* [Written request]
Copy out all lines of the records in which the word "Witty" appears.

─── Data records ───

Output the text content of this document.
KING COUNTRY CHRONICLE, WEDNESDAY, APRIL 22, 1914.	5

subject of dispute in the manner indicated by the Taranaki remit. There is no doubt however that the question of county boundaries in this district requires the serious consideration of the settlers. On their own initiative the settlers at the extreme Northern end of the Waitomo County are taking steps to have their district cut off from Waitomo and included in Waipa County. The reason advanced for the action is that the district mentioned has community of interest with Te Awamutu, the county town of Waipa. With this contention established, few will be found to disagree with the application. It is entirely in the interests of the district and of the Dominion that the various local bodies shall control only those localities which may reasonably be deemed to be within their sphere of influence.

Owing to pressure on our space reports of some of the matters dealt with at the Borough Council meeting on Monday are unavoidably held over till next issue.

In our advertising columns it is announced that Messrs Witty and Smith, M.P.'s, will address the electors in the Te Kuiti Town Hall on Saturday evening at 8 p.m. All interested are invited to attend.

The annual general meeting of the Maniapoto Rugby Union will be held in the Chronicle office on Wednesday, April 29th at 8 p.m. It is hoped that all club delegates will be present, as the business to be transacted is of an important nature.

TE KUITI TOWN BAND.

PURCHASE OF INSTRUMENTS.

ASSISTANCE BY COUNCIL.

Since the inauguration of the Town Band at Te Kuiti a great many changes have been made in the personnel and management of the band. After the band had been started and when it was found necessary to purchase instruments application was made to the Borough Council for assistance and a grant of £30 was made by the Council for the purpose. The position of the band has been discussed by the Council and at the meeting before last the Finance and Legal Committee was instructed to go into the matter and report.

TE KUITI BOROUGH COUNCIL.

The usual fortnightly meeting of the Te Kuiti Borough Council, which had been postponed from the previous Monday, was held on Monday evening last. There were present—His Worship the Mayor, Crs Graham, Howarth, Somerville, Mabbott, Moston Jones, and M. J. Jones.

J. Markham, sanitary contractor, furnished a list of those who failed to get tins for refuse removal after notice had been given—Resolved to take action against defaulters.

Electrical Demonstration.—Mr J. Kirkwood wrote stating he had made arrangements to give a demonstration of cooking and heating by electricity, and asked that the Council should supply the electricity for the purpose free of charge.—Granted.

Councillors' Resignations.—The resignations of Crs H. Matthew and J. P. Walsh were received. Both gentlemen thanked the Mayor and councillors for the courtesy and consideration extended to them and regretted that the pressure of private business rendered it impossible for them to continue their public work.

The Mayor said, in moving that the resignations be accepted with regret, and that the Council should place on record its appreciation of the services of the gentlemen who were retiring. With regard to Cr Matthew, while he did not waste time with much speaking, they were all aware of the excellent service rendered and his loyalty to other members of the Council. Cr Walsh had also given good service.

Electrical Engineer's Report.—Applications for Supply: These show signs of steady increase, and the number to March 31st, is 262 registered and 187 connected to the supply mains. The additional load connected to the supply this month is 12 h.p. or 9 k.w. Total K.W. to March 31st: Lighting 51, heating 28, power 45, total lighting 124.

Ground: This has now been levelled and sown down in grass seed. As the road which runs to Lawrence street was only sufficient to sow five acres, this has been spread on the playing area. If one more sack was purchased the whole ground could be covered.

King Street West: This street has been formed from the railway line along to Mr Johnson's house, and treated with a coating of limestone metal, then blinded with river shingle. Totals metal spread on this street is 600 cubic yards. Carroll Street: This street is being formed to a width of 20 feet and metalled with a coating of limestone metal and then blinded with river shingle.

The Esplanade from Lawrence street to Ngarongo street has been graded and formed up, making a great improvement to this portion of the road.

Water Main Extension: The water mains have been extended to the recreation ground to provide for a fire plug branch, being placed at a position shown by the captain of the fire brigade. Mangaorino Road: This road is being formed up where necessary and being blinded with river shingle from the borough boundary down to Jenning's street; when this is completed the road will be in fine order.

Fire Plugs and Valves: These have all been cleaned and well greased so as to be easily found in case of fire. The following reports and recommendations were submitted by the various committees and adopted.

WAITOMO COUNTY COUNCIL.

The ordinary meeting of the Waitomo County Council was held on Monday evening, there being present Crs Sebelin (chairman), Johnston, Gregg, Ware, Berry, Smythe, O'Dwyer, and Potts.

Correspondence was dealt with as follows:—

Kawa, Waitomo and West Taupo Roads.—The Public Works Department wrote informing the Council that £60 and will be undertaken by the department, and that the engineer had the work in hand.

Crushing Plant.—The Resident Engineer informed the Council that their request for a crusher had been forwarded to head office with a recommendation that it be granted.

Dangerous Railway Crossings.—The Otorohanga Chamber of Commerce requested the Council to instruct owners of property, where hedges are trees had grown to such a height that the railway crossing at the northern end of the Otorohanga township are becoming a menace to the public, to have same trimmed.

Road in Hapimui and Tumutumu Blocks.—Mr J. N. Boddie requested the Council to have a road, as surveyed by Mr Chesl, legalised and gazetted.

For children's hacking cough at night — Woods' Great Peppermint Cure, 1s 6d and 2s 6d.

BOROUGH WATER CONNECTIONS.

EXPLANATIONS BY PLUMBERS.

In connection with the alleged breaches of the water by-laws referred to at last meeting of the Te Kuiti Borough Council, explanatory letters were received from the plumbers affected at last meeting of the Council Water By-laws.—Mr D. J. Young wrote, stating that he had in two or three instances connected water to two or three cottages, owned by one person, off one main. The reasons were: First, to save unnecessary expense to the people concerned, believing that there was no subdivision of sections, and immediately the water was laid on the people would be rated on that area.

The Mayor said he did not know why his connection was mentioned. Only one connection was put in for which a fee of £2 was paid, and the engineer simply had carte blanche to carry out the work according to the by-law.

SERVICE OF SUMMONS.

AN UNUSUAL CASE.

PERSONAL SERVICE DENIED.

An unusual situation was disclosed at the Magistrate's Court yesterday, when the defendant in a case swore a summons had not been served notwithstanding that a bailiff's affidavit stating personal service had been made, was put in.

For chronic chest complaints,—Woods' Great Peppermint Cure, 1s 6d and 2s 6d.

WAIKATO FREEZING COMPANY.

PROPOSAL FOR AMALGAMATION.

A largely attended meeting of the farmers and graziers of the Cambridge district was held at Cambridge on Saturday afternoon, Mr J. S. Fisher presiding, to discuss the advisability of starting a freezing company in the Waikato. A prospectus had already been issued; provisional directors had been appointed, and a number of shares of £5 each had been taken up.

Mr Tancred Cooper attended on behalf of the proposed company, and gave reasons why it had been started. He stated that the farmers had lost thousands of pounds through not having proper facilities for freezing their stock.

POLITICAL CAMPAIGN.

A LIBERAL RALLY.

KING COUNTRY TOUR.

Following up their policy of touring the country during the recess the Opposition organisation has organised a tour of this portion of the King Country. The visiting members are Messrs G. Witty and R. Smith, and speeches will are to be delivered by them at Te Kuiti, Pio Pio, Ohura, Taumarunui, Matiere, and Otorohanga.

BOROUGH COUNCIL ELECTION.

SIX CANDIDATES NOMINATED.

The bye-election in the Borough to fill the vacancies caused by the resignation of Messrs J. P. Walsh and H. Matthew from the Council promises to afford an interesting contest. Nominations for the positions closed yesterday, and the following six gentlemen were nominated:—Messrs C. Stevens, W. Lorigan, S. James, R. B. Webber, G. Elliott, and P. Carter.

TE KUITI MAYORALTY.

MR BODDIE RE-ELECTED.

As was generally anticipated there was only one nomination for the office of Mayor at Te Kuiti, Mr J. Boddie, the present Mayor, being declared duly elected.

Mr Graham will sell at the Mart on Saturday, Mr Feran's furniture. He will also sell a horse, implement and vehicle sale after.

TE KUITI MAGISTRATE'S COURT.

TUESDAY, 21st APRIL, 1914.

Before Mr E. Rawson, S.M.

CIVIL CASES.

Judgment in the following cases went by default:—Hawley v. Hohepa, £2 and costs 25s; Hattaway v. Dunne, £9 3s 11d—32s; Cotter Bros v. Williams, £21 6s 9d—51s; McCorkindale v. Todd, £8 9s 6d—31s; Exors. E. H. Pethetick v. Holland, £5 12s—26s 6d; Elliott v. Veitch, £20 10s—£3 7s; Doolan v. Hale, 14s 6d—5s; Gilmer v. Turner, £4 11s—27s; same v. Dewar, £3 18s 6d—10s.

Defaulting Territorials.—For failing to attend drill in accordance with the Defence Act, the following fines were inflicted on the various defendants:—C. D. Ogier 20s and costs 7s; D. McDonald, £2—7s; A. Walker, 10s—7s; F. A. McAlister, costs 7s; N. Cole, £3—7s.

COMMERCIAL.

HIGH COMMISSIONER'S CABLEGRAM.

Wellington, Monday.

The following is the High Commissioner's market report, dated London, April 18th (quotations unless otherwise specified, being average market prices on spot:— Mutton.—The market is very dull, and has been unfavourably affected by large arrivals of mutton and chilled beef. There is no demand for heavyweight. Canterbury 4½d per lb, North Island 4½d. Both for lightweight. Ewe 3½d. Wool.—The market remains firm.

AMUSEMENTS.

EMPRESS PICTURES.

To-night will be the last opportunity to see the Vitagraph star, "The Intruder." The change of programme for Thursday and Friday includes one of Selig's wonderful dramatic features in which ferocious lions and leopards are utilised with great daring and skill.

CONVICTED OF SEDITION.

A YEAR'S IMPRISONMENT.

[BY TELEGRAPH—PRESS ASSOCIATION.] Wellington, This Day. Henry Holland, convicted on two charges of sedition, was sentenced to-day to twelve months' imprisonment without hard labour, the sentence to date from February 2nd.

───

* [Exercise answer]
In our advertising columns it is announced that Messrs Witty and Smith, M.P.'s, will address the electors in the Te Kuiti Town Hall on Saturday evening at 8 p.m. All interested are invited to attend.
Following up their policy of touring the country during the recess the Opposition organisation has organised a tour of this portion of the King Country. The visiting members are Messrs G. Witty and R. Smith, and speeches will are to be delivered by them at Te Kuiti, Pio Pio, Ohura, Taumarunui, Matiere, and Otorohanga.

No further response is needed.